Material to process

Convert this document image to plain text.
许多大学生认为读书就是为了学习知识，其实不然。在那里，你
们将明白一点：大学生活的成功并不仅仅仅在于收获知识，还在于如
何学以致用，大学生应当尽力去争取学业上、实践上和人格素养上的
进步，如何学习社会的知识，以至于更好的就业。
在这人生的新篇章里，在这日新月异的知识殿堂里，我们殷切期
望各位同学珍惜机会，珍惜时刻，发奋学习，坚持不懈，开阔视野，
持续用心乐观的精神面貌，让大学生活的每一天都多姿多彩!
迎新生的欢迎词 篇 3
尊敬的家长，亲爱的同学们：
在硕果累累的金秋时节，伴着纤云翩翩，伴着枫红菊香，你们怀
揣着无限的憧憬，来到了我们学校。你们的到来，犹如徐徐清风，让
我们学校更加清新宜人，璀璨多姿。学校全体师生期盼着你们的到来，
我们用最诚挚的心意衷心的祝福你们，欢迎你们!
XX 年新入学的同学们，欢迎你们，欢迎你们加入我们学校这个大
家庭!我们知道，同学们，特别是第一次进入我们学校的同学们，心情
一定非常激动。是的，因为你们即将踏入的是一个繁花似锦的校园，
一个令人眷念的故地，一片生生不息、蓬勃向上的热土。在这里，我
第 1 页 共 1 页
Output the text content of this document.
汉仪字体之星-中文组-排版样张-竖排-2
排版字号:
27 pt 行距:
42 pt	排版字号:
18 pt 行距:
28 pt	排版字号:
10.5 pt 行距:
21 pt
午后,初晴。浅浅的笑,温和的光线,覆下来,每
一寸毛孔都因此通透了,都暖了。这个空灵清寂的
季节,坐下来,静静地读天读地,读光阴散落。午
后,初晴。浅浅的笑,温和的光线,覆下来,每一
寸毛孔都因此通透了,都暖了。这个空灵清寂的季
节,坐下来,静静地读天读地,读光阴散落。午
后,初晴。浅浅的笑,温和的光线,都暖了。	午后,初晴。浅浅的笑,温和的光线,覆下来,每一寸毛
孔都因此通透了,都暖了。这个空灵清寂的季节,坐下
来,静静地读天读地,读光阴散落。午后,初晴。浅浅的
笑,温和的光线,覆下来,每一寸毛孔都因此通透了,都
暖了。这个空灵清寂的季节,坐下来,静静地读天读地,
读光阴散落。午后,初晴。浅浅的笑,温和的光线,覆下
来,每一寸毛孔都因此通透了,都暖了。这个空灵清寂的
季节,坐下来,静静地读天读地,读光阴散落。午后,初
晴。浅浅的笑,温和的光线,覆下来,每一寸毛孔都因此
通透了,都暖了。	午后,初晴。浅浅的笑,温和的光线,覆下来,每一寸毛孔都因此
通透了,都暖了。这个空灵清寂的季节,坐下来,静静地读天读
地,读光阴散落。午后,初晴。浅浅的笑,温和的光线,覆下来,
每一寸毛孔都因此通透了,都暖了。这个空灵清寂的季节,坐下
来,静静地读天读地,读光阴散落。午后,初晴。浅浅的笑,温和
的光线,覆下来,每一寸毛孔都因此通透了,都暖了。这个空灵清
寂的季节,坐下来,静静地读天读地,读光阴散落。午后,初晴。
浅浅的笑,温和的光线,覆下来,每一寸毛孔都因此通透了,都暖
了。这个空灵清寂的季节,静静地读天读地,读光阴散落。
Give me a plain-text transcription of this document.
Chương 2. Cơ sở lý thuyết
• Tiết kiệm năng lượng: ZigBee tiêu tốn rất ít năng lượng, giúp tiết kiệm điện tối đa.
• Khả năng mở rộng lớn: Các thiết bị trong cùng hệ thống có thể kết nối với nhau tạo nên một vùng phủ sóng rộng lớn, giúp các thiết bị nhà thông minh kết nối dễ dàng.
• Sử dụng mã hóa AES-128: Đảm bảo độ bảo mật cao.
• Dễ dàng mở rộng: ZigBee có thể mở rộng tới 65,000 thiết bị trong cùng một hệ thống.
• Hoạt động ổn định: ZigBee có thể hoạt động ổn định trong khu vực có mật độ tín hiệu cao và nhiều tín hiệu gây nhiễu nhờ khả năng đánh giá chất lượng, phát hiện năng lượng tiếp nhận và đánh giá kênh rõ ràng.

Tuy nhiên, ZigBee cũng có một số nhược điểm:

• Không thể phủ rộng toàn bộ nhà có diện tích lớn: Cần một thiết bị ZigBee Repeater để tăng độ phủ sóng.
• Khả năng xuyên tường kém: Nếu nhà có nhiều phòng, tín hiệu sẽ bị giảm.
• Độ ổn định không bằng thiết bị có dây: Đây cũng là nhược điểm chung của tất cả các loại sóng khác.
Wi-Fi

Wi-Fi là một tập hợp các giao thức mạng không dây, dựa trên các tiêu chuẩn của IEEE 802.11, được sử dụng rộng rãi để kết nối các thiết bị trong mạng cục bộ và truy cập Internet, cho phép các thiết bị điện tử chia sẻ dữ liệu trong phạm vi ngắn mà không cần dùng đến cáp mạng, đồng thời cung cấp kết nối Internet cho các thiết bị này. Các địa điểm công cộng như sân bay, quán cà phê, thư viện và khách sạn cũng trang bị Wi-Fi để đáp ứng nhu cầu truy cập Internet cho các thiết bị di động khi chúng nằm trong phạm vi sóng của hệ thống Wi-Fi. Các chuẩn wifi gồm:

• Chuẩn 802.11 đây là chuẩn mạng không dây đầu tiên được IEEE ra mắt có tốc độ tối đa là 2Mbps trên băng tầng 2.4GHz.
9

Do this
Word for word, write out all of the data above.

Output of the task
Convert this document image to plain text.
许多大学生认为读书就是为了学习知识，其实不然。在那里，你
们将明白一点：大学生活的成功并不仅仅仅在于收获知识，还在于如
何学以致用，大学生应当尽力去争取学业上、实践上和人格素养上的
进步，如何学习社会的知识，以至于更好的就业。
在这人生的新篇章里，在这日新月异的知识殿堂里，我们殷切期
望各位同学珍惜机会，珍惜时刻，发奋学习，坚持不懈，开阔视野，
持续用心乐观的精神面貌，让大学生活的每一天都多姿多彩!
迎新生的欢迎词 篇 3
尊敬的家长，亲爱的同学们：
在硕果累累的金秋时节，伴着纤云翩翩，伴着枫红菊香，你们怀
揣着无限的憧憬，来到了我们学校。你们的到来，犹如徐徐清风，让
我们学校更加清新宜人，璀璨多姿。学校全体师生期盼着你们的到来，
我们用最诚挚的心意衷心的祝福你们，欢迎你们!
XX 年新入学的同学们，欢迎你们，欢迎你们加入我们学校这个大
家庭!我们知道，同学们，特别是第一次进入我们学校的同学们，心情
一定非常激动。是的，因为你们即将踏入的是一个繁花似锦的校园，
一个令人眷念的故地，一片生生不息、蓬勃向上的热土。在这里，我
第 1 页 共 1 页
Output the text content of this document.
汉仪字体之星-中文组-排版样张-竖排-2
排版字号:
27 pt 行距:
42 pt	排版字号:
18 pt 行距:
28 pt	排版字号:
10.5 pt 行距:
21 pt
午后,初晴。浅浅的笑,温和的光线,覆下来,每
一寸毛孔都因此通透了,都暖了。这个空灵清寂的
季节,坐下来,静静地读天读地,读光阴散落。午
后,初晴。浅浅的笑,温和的光线,覆下来,每一
寸毛孔都因此通透了,都暖了。这个空灵清寂的季
节,坐下来,静静地读天读地,读光阴散落。午
后,初晴。浅浅的笑,温和的光线,都暖了。	午后,初晴。浅浅的笑,温和的光线,覆下来,每一寸毛
孔都因此通透了,都暖了。这个空灵清寂的季节,坐下
来,静静地读天读地,读光阴散落。午后,初晴。浅浅的
笑,温和的光线,覆下来,每一寸毛孔都因此通透了,都
暖了。这个空灵清寂的季节,坐下来,静静地读天读地,
读光阴散落。午后,初晴。浅浅的笑,温和的光线,覆下
来,每一寸毛孔都因此通透了,都暖了。这个空灵清寂的
季节,坐下来,静静地读天读地,读光阴散落。午后,初
晴。浅浅的笑,温和的光线,覆下来,每一寸毛孔都因此
通透了,都暖了。	午后,初晴。浅浅的笑,温和的光线,覆下来,每一寸毛孔都因此
通透了,都暖了。这个空灵清寂的季节,坐下来,静静地读天读
地,读光阴散落。午后,初晴。浅浅的笑,温和的光线,覆下来,
每一寸毛孔都因此通透了,都暖了。这个空灵清寂的季节,坐下
来,静静地读天读地,读光阴散落。午后,初晴。浅浅的笑,温和
的光线,覆下来,每一寸毛孔都因此通透了,都暖了。这个空灵清
寂的季节,坐下来,静静地读天读地,读光阴散落。午后,初晴。
浅浅的笑,温和的光线,覆下来,每一寸毛孔都因此通透了,都暖
了。这个空灵清寂的季节,静静地读天读地,读光阴散落。
Give me a plain-text transcription of this document.
Chương 2. Cơ sở lý thuyết
• Tiết kiệm năng lượng: ZigBee tiêu tốn rất ít năng lượng, giúp tiết kiệm điện tối đa.
• Khả năng mở rộng lớn: Các thiết bị trong cùng hệ thống có thể kết nối với nhau tạo nên một vùng phủ sóng rộng lớn, giúp các thiết bị nhà thông minh kết nối dễ dàng.
• Sử dụng mã hóa AES-128: Đảm bảo độ bảo mật cao.
• Dễ dàng mở rộng: ZigBee có thể mở rộng tới 65,000 thiết bị trong cùng một hệ thống.
• Hoạt động ổn định: ZigBee có thể hoạt động ổn định trong khu vực có mật độ tín hiệu cao và nhiều tín hiệu gây nhiễu nhờ khả năng đánh giá chất lượng, phát hiện năng lượng tiếp nhận và đánh giá kênh rõ ràng.

Tuy nhiên, ZigBee cũng có một số nhược điểm:

• Không thể phủ rộng toàn bộ nhà có diện tích lớn: Cần một thiết bị ZigBee Repeater để tăng độ phủ sóng.
• Khả năng xuyên tường kém: Nếu nhà có nhiều phòng, tín hiệu sẽ bị giảm.
• Độ ổn định không bằng thiết bị có dây: Đây cũng là nhược điểm chung của tất cả các loại sóng khác.
Wi-Fi

Wi-Fi là một tập hợp các giao thức mạng không dây, dựa trên các tiêu chuẩn của IEEE 802.11, được sử dụng rộng rãi để kết nối các thiết bị trong mạng cục bộ và truy cập Internet, cho phép các thiết bị điện tử chia sẻ dữ liệu trong phạm vi ngắn mà không cần dùng đến cáp mạng, đồng thời cung cấp kết nối Internet cho các thiết bị này. Các địa điểm công cộng như sân bay, quán cà phê, thư viện và khách sạn cũng trang bị Wi-Fi để đáp ứng nhu cầu truy cập Internet cho các thiết bị di động khi chúng nằm trong phạm vi sóng của hệ thống Wi-Fi. Các chuẩn wifi gồm:

• Chuẩn 802.11 đây là chuẩn mạng không dây đầu tiên được IEEE ra mắt có tốc độ tối đa là 2Mbps trên băng tầng 2.4GHz.
9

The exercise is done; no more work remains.